Task data:
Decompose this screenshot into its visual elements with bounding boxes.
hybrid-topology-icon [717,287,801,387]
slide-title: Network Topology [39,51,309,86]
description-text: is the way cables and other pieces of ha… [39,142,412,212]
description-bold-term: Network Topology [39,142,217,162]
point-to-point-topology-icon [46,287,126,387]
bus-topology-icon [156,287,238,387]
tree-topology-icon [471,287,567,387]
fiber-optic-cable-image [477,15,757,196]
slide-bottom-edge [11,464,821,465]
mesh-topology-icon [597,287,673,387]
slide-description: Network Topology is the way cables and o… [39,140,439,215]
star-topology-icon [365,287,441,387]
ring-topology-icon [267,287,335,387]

What is asked:
How many lines in the items above contain the string "slide" with matching case? Reply with the number only.

Solution to the problem:
3